= SHORT PROBLEM =
Scan each line of the records for the word "value" and extract the ones that have it.

= PROVIDED ENTRIES =
┌────────

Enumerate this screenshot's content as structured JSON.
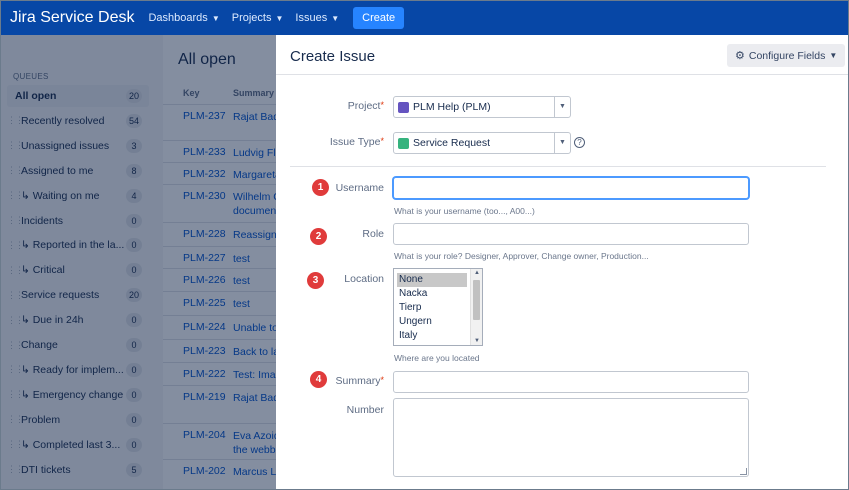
{
  "nav": {
    "logo": "Jira Service Desk",
    "items": [
      "Dashboards",
      "Projects",
      "Issues"
    ],
    "create": "Create"
  },
  "sidebar": {
    "heading": "QUEUES",
    "items": [
      {
        "label": "All open",
        "count": "20"
      },
      {
        "label": "Recently resolved",
        "count": "54"
      },
      {
        "label": "Unassigned issues",
        "count": "3"
      },
      {
        "label": "Assigned to me",
        "count": "8"
      },
      {
        "label": "↳ Waiting on me",
        "count": "4"
      },
      {
        "label": "Incidents",
        "count": "0"
      },
      {
        "label": "↳ Reported in the la...",
        "count": "0"
      },
      {
        "label": "↳ Critical",
        "count": "0"
      },
      {
        "label": "Service requests",
        "count": "20"
      },
      {
        "label": "↳ Due in 24h",
        "count": "0"
      },
      {
        "label": "Change",
        "count": "0"
      },
      {
        "label": "↳ Ready for implem...",
        "count": "0"
      },
      {
        "label": "↳ Emergency change",
        "count": "0"
      },
      {
        "label": "Problem",
        "count": "0"
      },
      {
        "label": "↳ Completed last 3...",
        "count": "0"
      },
      {
        "label": "DTI tickets",
        "count": "5"
      }
    ]
  },
  "main": {
    "title": "All open",
    "columns": {
      "key": "Key",
      "summary": "Summary"
    },
    "rows": [
      {
        "key": "PLM-237",
        "summary": "Rajat Bad"
      },
      {
        "key": "PLM-233",
        "summary": "Ludvig Flo"
      },
      {
        "key": "PLM-232",
        "summary": "Margareta"
      },
      {
        "key": "PLM-230",
        "summary": "Wilhelm C document"
      },
      {
        "key": "PLM-228",
        "summary": "Reassign"
      },
      {
        "key": "PLM-227",
        "summary": "test"
      },
      {
        "key": "PLM-226",
        "summary": "test"
      },
      {
        "key": "PLM-225",
        "summary": "test"
      },
      {
        "key": "PLM-224",
        "summary": "Unable to"
      },
      {
        "key": "PLM-223",
        "summary": "Back to la"
      },
      {
        "key": "PLM-222",
        "summary": "Test: Imag"
      },
      {
        "key": "PLM-219",
        "summary": "Rajat Bad"
      },
      {
        "key": "PLM-204",
        "summary": "Eva Azoid the webb"
      },
      {
        "key": "PLM-202",
        "summary": "Marcus Li"
      }
    ]
  },
  "modal": {
    "title": "Create Issue",
    "configure": "Configure Fields",
    "project": {
      "label": "Project",
      "value": "PLM Help (PLM)"
    },
    "issue_type": {
      "label": "Issue Type",
      "value": "Service Request"
    },
    "username": {
      "label": "Username",
      "hint": "What is your username (too..., A00...)",
      "marker": "1"
    },
    "role": {
      "label": "Role",
      "hint": "What is your role? Designer, Approver, Change owner, Production...",
      "marker": "2"
    },
    "location": {
      "label": "Location",
      "options": [
        "None",
        "Nacka",
        "Tierp",
        "Ungern",
        "Italy"
      ],
      "selected": "None",
      "hint": "Where are you located",
      "marker": "3"
    },
    "summary": {
      "label": "Summary",
      "marker": "4"
    },
    "number": {
      "label": "Number"
    }
  },
  "colors": {
    "nav": "#0747a6",
    "create": "#2684ff",
    "marker": "#e03b3b",
    "required": "#de350b"
  }
}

└────────

= SOLUTION FOR THIS PROBLEM =
      "value": "PLM Help (PLM)"
      "value": "Service Request"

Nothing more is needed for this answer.